• **WRITTEN REQUEST**
Locate the word "PTFE" in the entries below, then gather every line that holds it.

• **MATERIAL PROVIDED**
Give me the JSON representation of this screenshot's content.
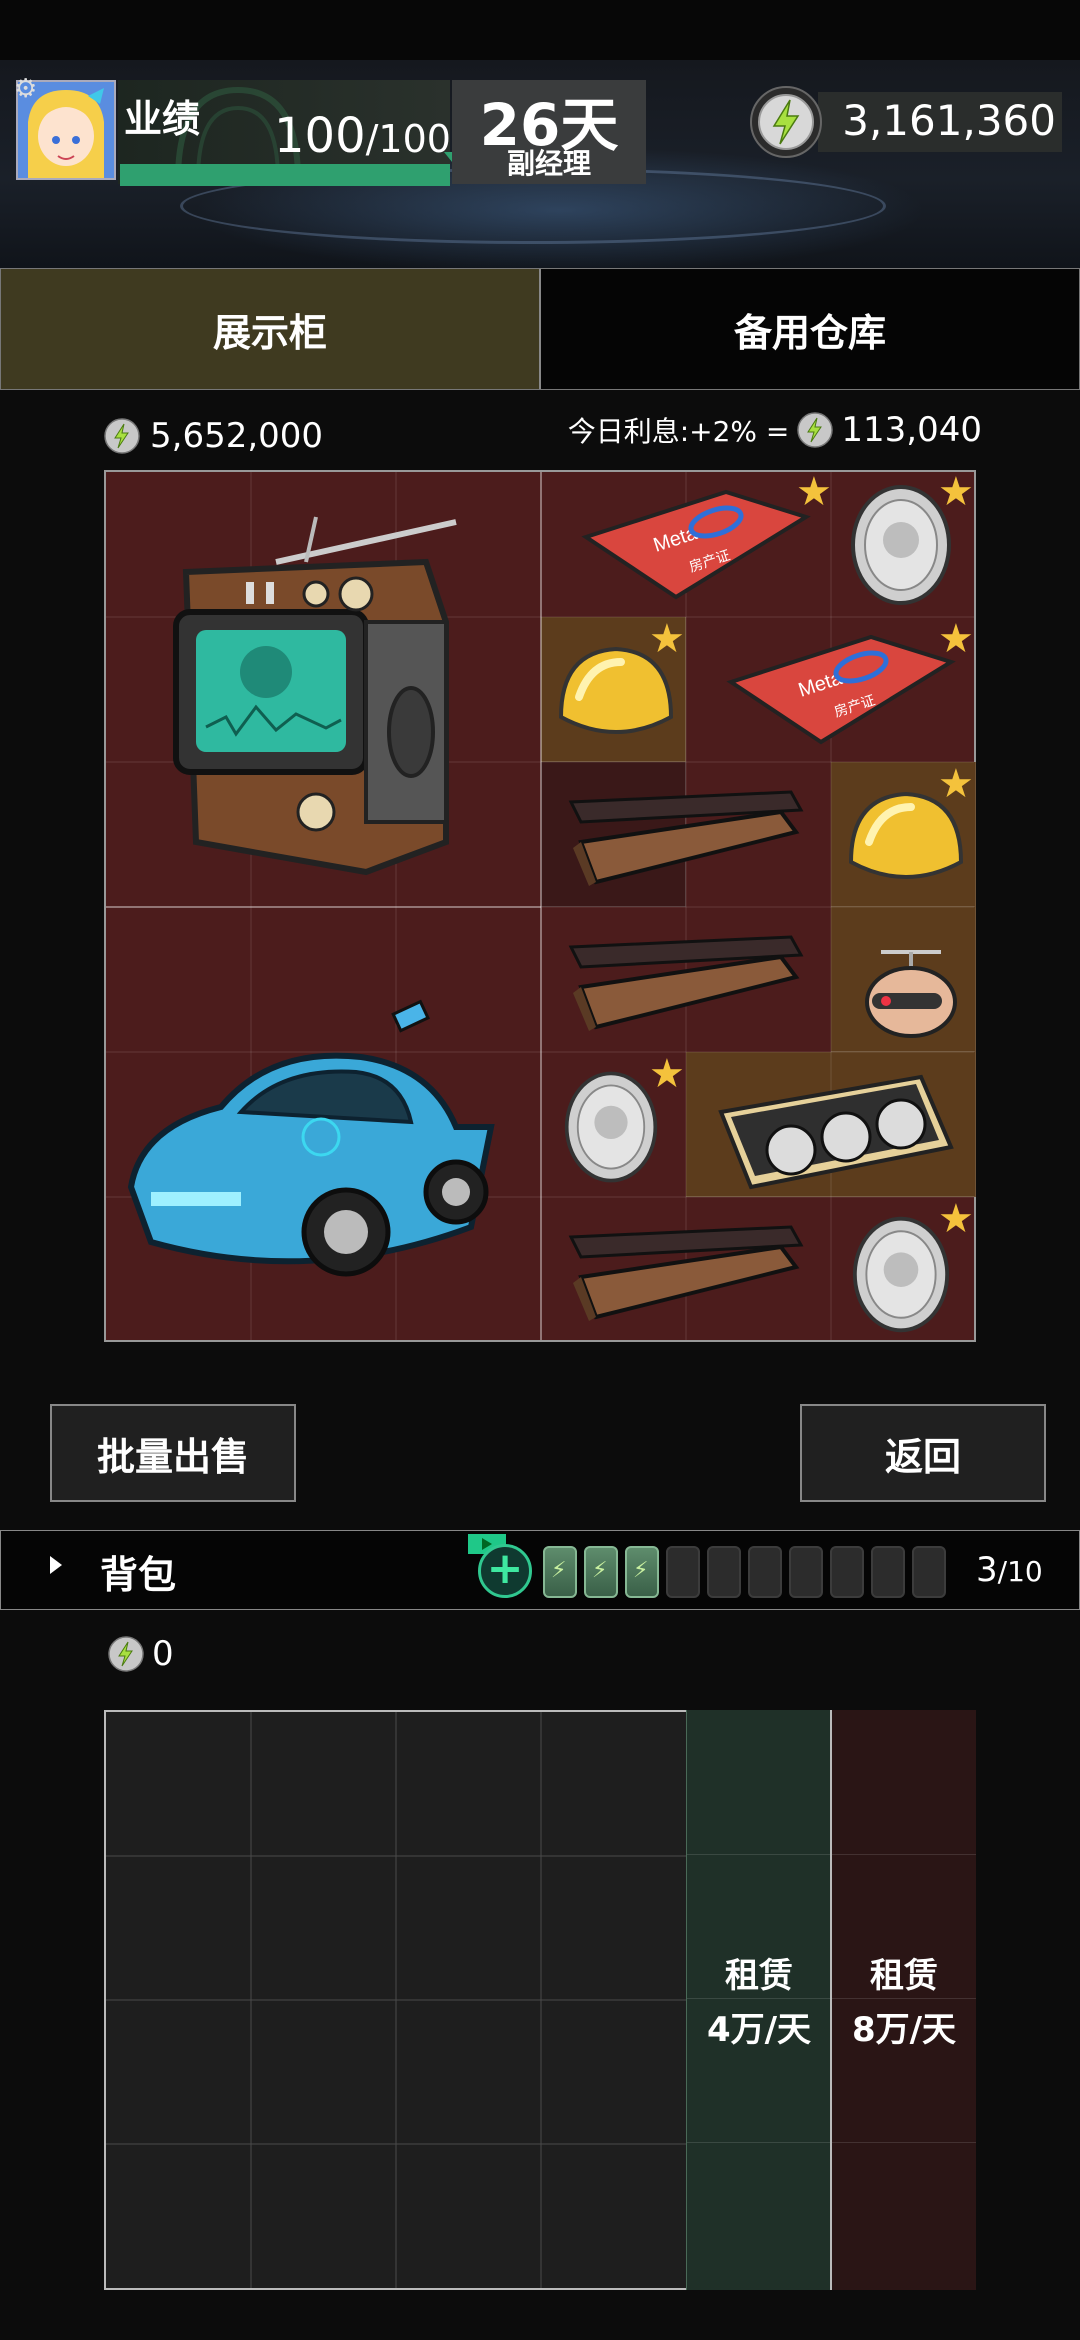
{
  "hud": {
    "performance_label": "业绩",
    "performance_value": "100",
    "performance_max": "/100",
    "day_label": "26天",
    "rank_label": "副经理",
    "coin_total": "3,161,360",
    "performance_progress": 1.0
  },
  "tabs": {
    "showcase": "展示柜",
    "warehouse": "备用仓库"
  },
  "showcase": {
    "total_value": "5,652,000",
    "interest_label": "今日利息:+2% =",
    "interest_value": "113,040",
    "items": [
      {
        "name": "retro-tv",
        "icon": "retro-tv-icon"
      },
      {
        "name": "meta-property-deed",
        "icon": "deed-icon",
        "text": "Meta 房产证",
        "starred": true
      },
      {
        "name": "silver-coin",
        "icon": "silver-coin-icon",
        "starred": true
      },
      {
        "name": "gold-ingot",
        "icon": "gold-ingot-icon",
        "starred": true
      },
      {
        "name": "meta-property-deed",
        "icon": "deed-icon",
        "text": "Meta 房产证",
        "starred": true
      },
      {
        "name": "bronze-bar",
        "icon": "bronze-bar-icon"
      },
      {
        "name": "gold-ingot",
        "icon": "gold-ingot-icon",
        "starred": true
      },
      {
        "name": "bronze-bar",
        "icon": "bronze-bar-icon"
      },
      {
        "name": "robot-head",
        "icon": "robot-head-icon"
      },
      {
        "name": "blue-sports-car",
        "icon": "sports-car-icon"
      },
      {
        "name": "silver-coin",
        "icon": "silver-coin-icon",
        "starred": true
      },
      {
        "name": "graphics-card",
        "icon": "gpu-icon"
      },
      {
        "name": "bronze-bar",
        "icon": "bronze-bar-icon"
      },
      {
        "name": "silver-coin",
        "icon": "silver-coin-icon",
        "starred": true
      }
    ]
  },
  "buttons": {
    "bulk_sell": "批量出售",
    "back": "返回"
  },
  "backpack": {
    "title": "背包",
    "count": "3",
    "capacity": "/10",
    "filled_slots": 3,
    "total_slots": 10,
    "coin_value": "0",
    "rent_green_label": "租赁",
    "rent_green_price": "4万/天",
    "rent_red_label": "租赁",
    "rent_red_price": "8万/天"
  },
  "colors": {
    "accent_green": "#2fa06f",
    "showcase_bg": "#4c1c1c",
    "star_gold": "#f4c23c"
  }
}
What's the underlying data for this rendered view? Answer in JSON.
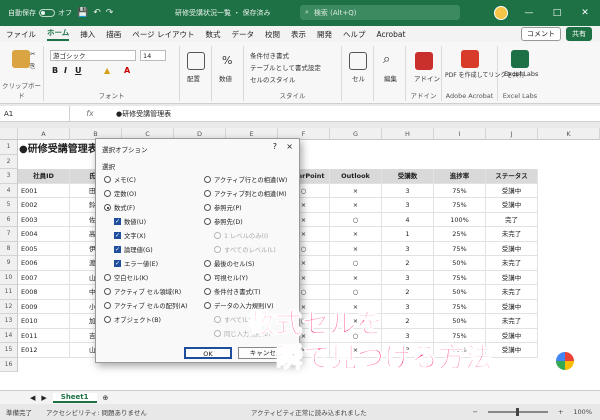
{
  "titlebar": {
    "autosave": "自動保存",
    "autosave_state": "オフ",
    "doc_title": "研修受講状況一覧 ・ 保存済み",
    "search_placeholder": "検索 (Alt+Q)"
  },
  "tabs": [
    "ファイル",
    "ホーム",
    "挿入",
    "描画",
    "ページ レイアウト",
    "数式",
    "データ",
    "校閲",
    "表示",
    "開発",
    "ヘルプ",
    "Acrobat"
  ],
  "tabs_right": {
    "comment": "コメント",
    "share": "共有"
  },
  "ribbon": {
    "clipboard": "クリップボード",
    "font_name": "游ゴシック",
    "font_size": "14",
    "font": "フォント",
    "alignment": "配置",
    "number": "数値",
    "cond_format": "条件付き書式",
    "table_format": "テーブルとして書式設定",
    "cell_style": "セルのスタイル",
    "style": "スタイル",
    "cells": "セル",
    "edit": "編集",
    "addin": "アドイン",
    "addin_group": "アドイン",
    "pdf": "PDF を作成してリンクを共有",
    "pdf_group": "Adobe Acrobat",
    "excel_labs": "Excel Labs",
    "excel_labs_group": "Excel Labs"
  },
  "formula": {
    "namebox": "A1",
    "content": "●研修受講管理表"
  },
  "columns": [
    "A",
    "B",
    "C",
    "D",
    "E",
    "F",
    "G",
    "H",
    "I",
    "J",
    "K"
  ],
  "sheet": {
    "title": "●研修受講管理表",
    "headers": [
      "社員ID",
      "氏名",
      "PowerPoint",
      "Outlook",
      "受講数",
      "進捗率",
      "ステータス"
    ],
    "rows": [
      {
        "id": "E001",
        "name": "田中",
        "ppt": "○",
        "outlook": "×",
        "count": "3",
        "rate": "75%",
        "status": "受講中"
      },
      {
        "id": "E002",
        "name": "鈴木",
        "ppt": "×",
        "outlook": "×",
        "count": "3",
        "rate": "75%",
        "status": "受講中"
      },
      {
        "id": "E003",
        "name": "佐藤",
        "ppt": "×",
        "outlook": "○",
        "count": "4",
        "rate": "100%",
        "status": "完了"
      },
      {
        "id": "E004",
        "name": "高橋",
        "ppt": "×",
        "outlook": "×",
        "count": "1",
        "rate": "25%",
        "status": "未完了"
      },
      {
        "id": "E005",
        "name": "伊藤",
        "ppt": "○",
        "outlook": "×",
        "count": "3",
        "rate": "75%",
        "status": "受講中"
      },
      {
        "id": "E006",
        "name": "渡辺",
        "ppt": "×",
        "outlook": "○",
        "count": "2",
        "rate": "50%",
        "status": "未完了"
      },
      {
        "id": "E007",
        "name": "山本",
        "ppt": "×",
        "outlook": "×",
        "count": "3",
        "rate": "75%",
        "status": "受講中"
      },
      {
        "id": "E008",
        "name": "中村",
        "ppt": "○",
        "outlook": "○",
        "count": "2",
        "rate": "50%",
        "status": "未完了"
      },
      {
        "id": "E009",
        "name": "小林",
        "ppt": "×",
        "outlook": "×",
        "count": "3",
        "rate": "75%",
        "status": "受講中"
      },
      {
        "id": "E010",
        "name": "加藤",
        "ppt": "○",
        "outlook": "×",
        "count": "2",
        "rate": "50%",
        "status": "未完了"
      },
      {
        "id": "E011",
        "name": "吉田",
        "ppt": "×",
        "outlook": "○",
        "count": "3",
        "rate": "75%",
        "status": "受講中"
      },
      {
        "id": "E012",
        "name": "山田",
        "ppt": "×",
        "outlook": "×",
        "count": "3",
        "rate": "75%",
        "status": "受講中"
      }
    ]
  },
  "dialog": {
    "title": "選択オプション",
    "help": "?",
    "close": "×",
    "section": "選択",
    "left": [
      {
        "label": "メモ(C)",
        "kind": "radio",
        "checked": false
      },
      {
        "label": "定数(O)",
        "kind": "radio",
        "checked": false
      },
      {
        "label": "数式(F)",
        "kind": "radio",
        "checked": true
      },
      {
        "label": "数値(U)",
        "kind": "check",
        "checked": true
      },
      {
        "label": "文字(X)",
        "kind": "check",
        "checked": true
      },
      {
        "label": "論理値(G)",
        "kind": "check",
        "checked": true
      },
      {
        "label": "エラー値(E)",
        "kind": "check",
        "checked": true
      },
      {
        "label": "空白セル(K)",
        "kind": "radio",
        "checked": false
      },
      {
        "label": "アクティブ セル領域(R)",
        "kind": "radio",
        "checked": false
      },
      {
        "label": "アクティブ セルの配列(A)",
        "kind": "radio",
        "checked": false
      },
      {
        "label": "オブジェクト(B)",
        "kind": "radio",
        "checked": false
      }
    ],
    "right": [
      {
        "label": "アクティブ行との相違(W)",
        "kind": "radio",
        "disabled": false
      },
      {
        "label": "アクティブ列との相違(M)",
        "kind": "radio",
        "disabled": false
      },
      {
        "label": "参照元(P)",
        "kind": "radio",
        "disabled": false
      },
      {
        "label": "参照先(D)",
        "kind": "radio",
        "disabled": false
      },
      {
        "label": "1 レベルのみ(I)",
        "kind": "radio",
        "disabled": true
      },
      {
        "label": "すべてのレベル(L)",
        "kind": "radio",
        "disabled": true
      },
      {
        "label": "最後のセル(S)",
        "kind": "radio",
        "disabled": false
      },
      {
        "label": "可視セル(Y)",
        "kind": "radio",
        "disabled": false
      },
      {
        "label": "条件付き書式(T)",
        "kind": "radio",
        "disabled": false
      },
      {
        "label": "データの入力規則(V)",
        "kind": "radio",
        "disabled": false
      },
      {
        "label": "すべて(L)",
        "kind": "radio",
        "disabled": true
      },
      {
        "label": "同じ入力規則(E)",
        "kind": "radio",
        "disabled": true
      }
    ],
    "ok": "OK",
    "cancel": "キャンセル"
  },
  "overlay": {
    "line1": "数式セルを",
    "line2": "瞬で見つける方法"
  },
  "sheettab": "Sheet1",
  "status": {
    "ready": "準備完了",
    "accessibility": "アクセシビリティ: 問題ありません",
    "zoom": "100%",
    "autosave_note": "アクティビティ正常に読み込まれました"
  }
}
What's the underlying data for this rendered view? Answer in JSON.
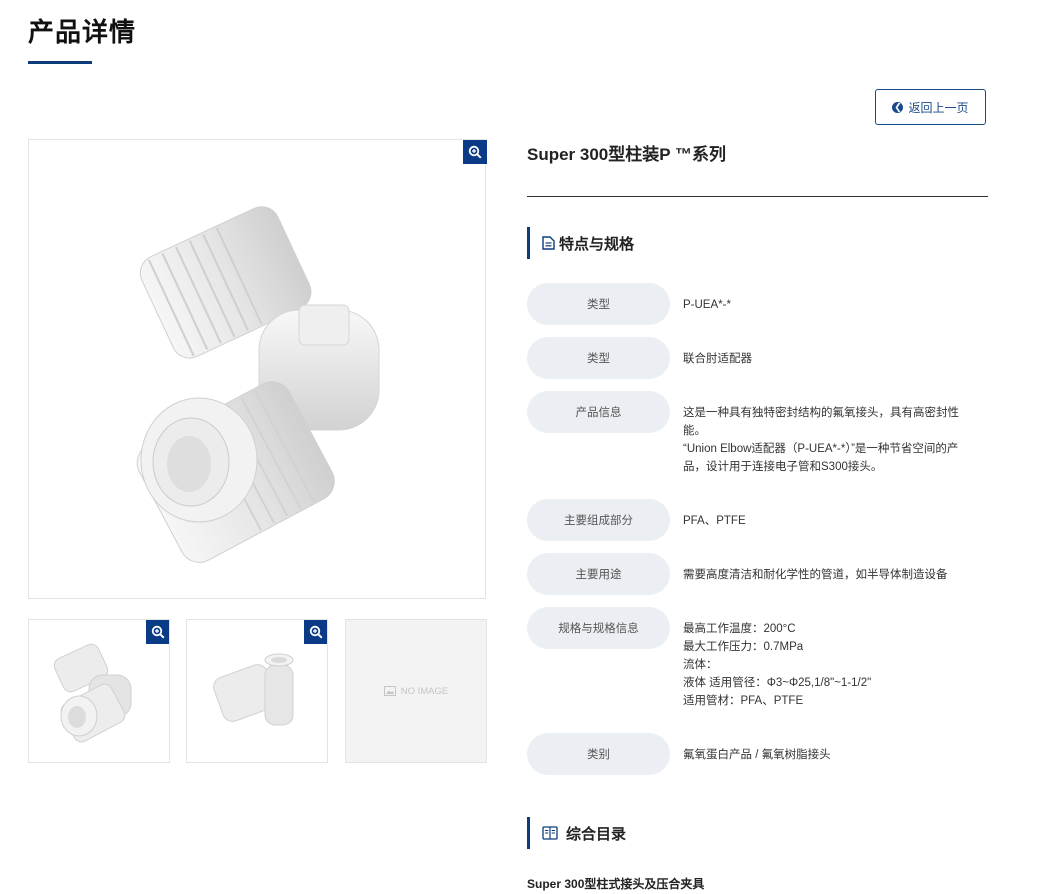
{
  "page": {
    "title": "产品详情",
    "back_label": "返回上一页"
  },
  "product": {
    "name": "Super 300型柱装P ™系列",
    "no_image_label": "NO IMAGE"
  },
  "specs": {
    "heading": "特点与规格",
    "rows": [
      {
        "label": "类型",
        "value": "P-UEA*-*"
      },
      {
        "label": "类型",
        "value": "联合肘适配器"
      },
      {
        "label": "产品信息",
        "value": "这是一种具有独特密封结构的氟氧接头，具有高密封性\n能。\n“Union Elbow适配器（P-UEA*-*）”是一种节省空间的产\n品，设计用于连接电子管和S300接头。"
      },
      {
        "label": "主要组成部分",
        "value": "PFA、PTFE"
      },
      {
        "label": "主要用途",
        "value": "需要高度清洁和耐化学性的管道，如半导体制造设备"
      },
      {
        "label": "规格与规格信息",
        "value": "最高工作温度：200°C\n最大工作压力：0.7MPa\n流体：\n液体 适用管径：Φ3~Φ25,1/8\"~1-1/2\"\n适用管材：PFA、PTFE"
      },
      {
        "label": "类别",
        "value": "氟氧蛋白产品 / 氟氧树脂接头"
      }
    ]
  },
  "catalog": {
    "heading": "综合目录",
    "items": [
      "Super 300型柱式接头及压合夹具"
    ]
  },
  "colors": {
    "accent": "#0c3d7a",
    "zoom_bg": "#0b3b86",
    "label_bg": "#ebeef2"
  },
  "icons": [
    "zoom-in-icon",
    "back-arrow-icon",
    "document-icon",
    "book-icon",
    "image-placeholder-icon"
  ]
}
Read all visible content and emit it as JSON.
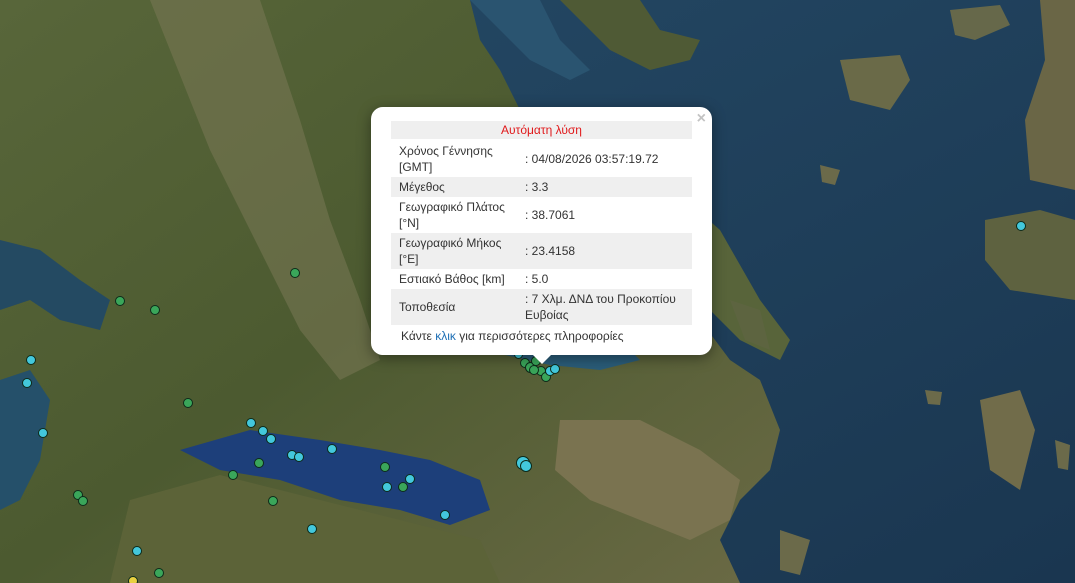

• **SOLUTION BELOW**
        "value": "PFA、PTFE"
        "value": "最高工作温度：200°C\n最大工作压力：0.7MPa\n流体：\n液体 适用管径：Φ3~Φ25,1/8\"~1-1/2\"\n适用管材：PFA、PTFE"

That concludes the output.